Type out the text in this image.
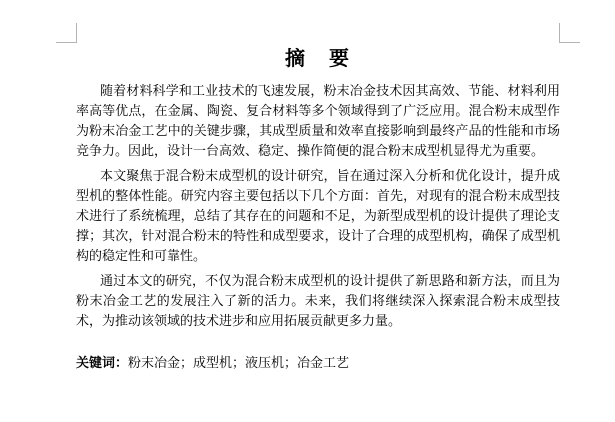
摘　要

随着材料科学和工业技术的飞速发展，粉末冶金技术因其高效、节能、材料利用率高等优点，在金属、陶瓷、复合材料等多个领域得到了广泛应用。混合粉末成型作为粉末冶金工艺中的关键步骤，其成型质量和效率直接影响到最终产品的性能和市场竞争力。因此，设计一台高效、稳定、操作简便的混合粉末成型机显得尤为重要。

本文聚焦于混合粉末成型机的设计研究，旨在通过深入分析和优化设计，提升成型机的整体性能。研究内容主要包括以下几个方面：首先，对现有的混合粉末成型技术进行了系统梳理，总结了其存在的问题和不足，为新型成型机的设计提供了理论支撑；其次，针对混合粉末的特性和成型要求，设计了合理的成型机构，确保了成型机构的稳定性和可靠性。

通过本文的研究，不仅为混合粉末成型机的设计提供了新思路和新方法，而且为粉末冶金工艺的发展注入了新的活力。未来，我们将继续深入探索混合粉末成型技术，为推动该领域的技术进步和应用拓展贡献更多力量。

关键词：粉末冶金；成型机；液压机；冶金工艺
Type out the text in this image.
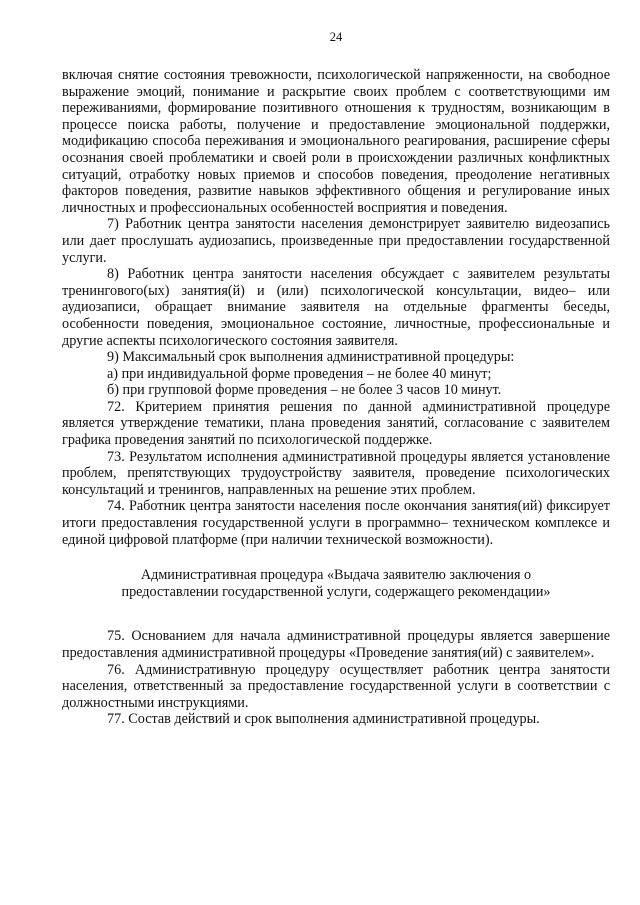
24

включая снятие состояния тревожности, психологической напряженности, на свободное выражение эмоций, понимание и раскрытие своих проблем с соответствующими им переживаниями, формирование позитивного отношения к трудностям, возникающим в процессе поиска работы, получение и предоставление эмоциональной поддержки, модификацию способа переживания и эмоционального реагирования, расширение сферы осознания своей проблематики и своей роли в происхождении различных конфликтных ситуаций, отработку новых приемов и способов поведения, преодоление негативных факторов поведения, развитие навыков эффективного общения и регулирование иных личностных и профессиональных особенностей восприятия и поведения.

7) Работник центра занятости населения демонстрирует заявителю видеозапись или дает прослушать аудиозапись, произведенные при предоставлении государственной услуги.

8) Работник центра занятости населения обсуждает с заявителем результаты тренингового(ых) занятия(й) и (или) психологической консультации, видео– или аудиозаписи, обращает внимание заявителя на отдельные фрагменты беседы, особенности поведения, эмоциональное состояние, личностные, профессиональные и другие аспекты психологического состояния заявителя.

9) Максимальный срок выполнения административной процедуры:

а) при индивидуальной форме проведения – не более 40 минут;

б) при групповой форме проведения – не более 3 часов 10 минут.

72. Критерием принятия решения по данной административной процедуре является утверждение тематики, плана проведения занятий, согласование с заявителем графика проведения занятий по психологической поддержке.

73. Результатом исполнения административной процедуры является установление проблем, препятствующих трудоустройству заявителя, проведение психологических консультаций и тренингов, направленных на решение этих проблем.

74. Работник центра занятости населения после окончания занятия(ий) фиксирует итоги предоставления государственной услуги в программно– техническом комплексе и единой цифровой платформе (при наличии технической возможности).

Административная процедура «Выдача заявителю заключения о
предоставлении государственной услуги, содержащего рекомендации»

75. Основанием для начала административной процедуры является завершение предоставления административной процедуры «Проведение занятия(ий) с заявителем».

76. Административную процедуру осуществляет работник центра занятости населения, ответственный за предоставление государственной услуги в соответствии с должностными инструкциями.

77. Состав действий и срок выполнения административной процедуры.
——
Instructions for the task.
All of the records above must be copied exactly, except for the pictures.

Full answer.
Type out the text in this image.
摘　要

随着材料科学和工业技术的飞速发展，粉末冶金技术因其高效、节能、材料利用率高等优点，在金属、陶瓷、复合材料等多个领域得到了广泛应用。混合粉末成型作为粉末冶金工艺中的关键步骤，其成型质量和效率直接影响到最终产品的性能和市场竞争力。因此，设计一台高效、稳定、操作简便的混合粉末成型机显得尤为重要。

本文聚焦于混合粉末成型机的设计研究，旨在通过深入分析和优化设计，提升成型机的整体性能。研究内容主要包括以下几个方面：首先，对现有的混合粉末成型技术进行了系统梳理，总结了其存在的问题和不足，为新型成型机的设计提供了理论支撑；其次，针对混合粉末的特性和成型要求，设计了合理的成型机构，确保了成型机构的稳定性和可靠性。

通过本文的研究，不仅为混合粉末成型机的设计提供了新思路和新方法，而且为粉末冶金工艺的发展注入了新的活力。未来，我们将继续深入探索混合粉末成型技术，为推动该领域的技术进步和应用拓展贡献更多力量。

关键词：粉末冶金；成型机；液压机；冶金工艺
Type out the text in this image.
24

включая снятие состояния тревожности, психологической напряженности, на свободное выражение эмоций, понимание и раскрытие своих проблем с соответствующими им переживаниями, формирование позитивного отношения к трудностям, возникающим в процессе поиска работы, получение и предоставление эмоциональной поддержки, модификацию способа переживания и эмоционального реагирования, расширение сферы осознания своей проблематики и своей роли в происхождении различных конфликтных ситуаций, отработку новых приемов и способов поведения, преодоление негативных факторов поведения, развитие навыков эффективного общения и регулирование иных личностных и профессиональных особенностей восприятия и поведения.

7) Работник центра занятости населения демонстрирует заявителю видеозапись или дает прослушать аудиозапись, произведенные при предоставлении государственной услуги.

8) Работник центра занятости населения обсуждает с заявителем результаты тренингового(ых) занятия(й) и (или) психологической консультации, видео– или аудиозаписи, обращает внимание заявителя на отдельные фрагменты беседы, особенности поведения, эмоциональное состояние, личностные, профессиональные и другие аспекты психологического состояния заявителя.

9) Максимальный срок выполнения административной процедуры:

а) при индивидуальной форме проведения – не более 40 минут;

б) при групповой форме проведения – не более 3 часов 10 минут.

72. Критерием принятия решения по данной административной процедуре является утверждение тематики, плана проведения занятий, согласование с заявителем графика проведения занятий по психологической поддержке.

73. Результатом исполнения административной процедуры является установление проблем, препятствующих трудоустройству заявителя, проведение психологических консультаций и тренингов, направленных на решение этих проблем.

74. Работник центра занятости населения после окончания занятия(ий) фиксирует итоги предоставления государственной услуги в программно– техническом комплексе и единой цифровой платформе (при наличии технической возможности).

Административная процедура «Выдача заявителю заключения о
предоставлении государственной услуги, содержащего рекомендации»

75. Основанием для начала административной процедуры является завершение предоставления административной процедуры «Проведение занятия(ий) с заявителем».

76. Административную процедуру осуществляет работник центра занятости населения, ответственный за предоставление государственной услуги в соответствии с должностными инструкциями.

77. Состав действий и срок выполнения административной процедуры.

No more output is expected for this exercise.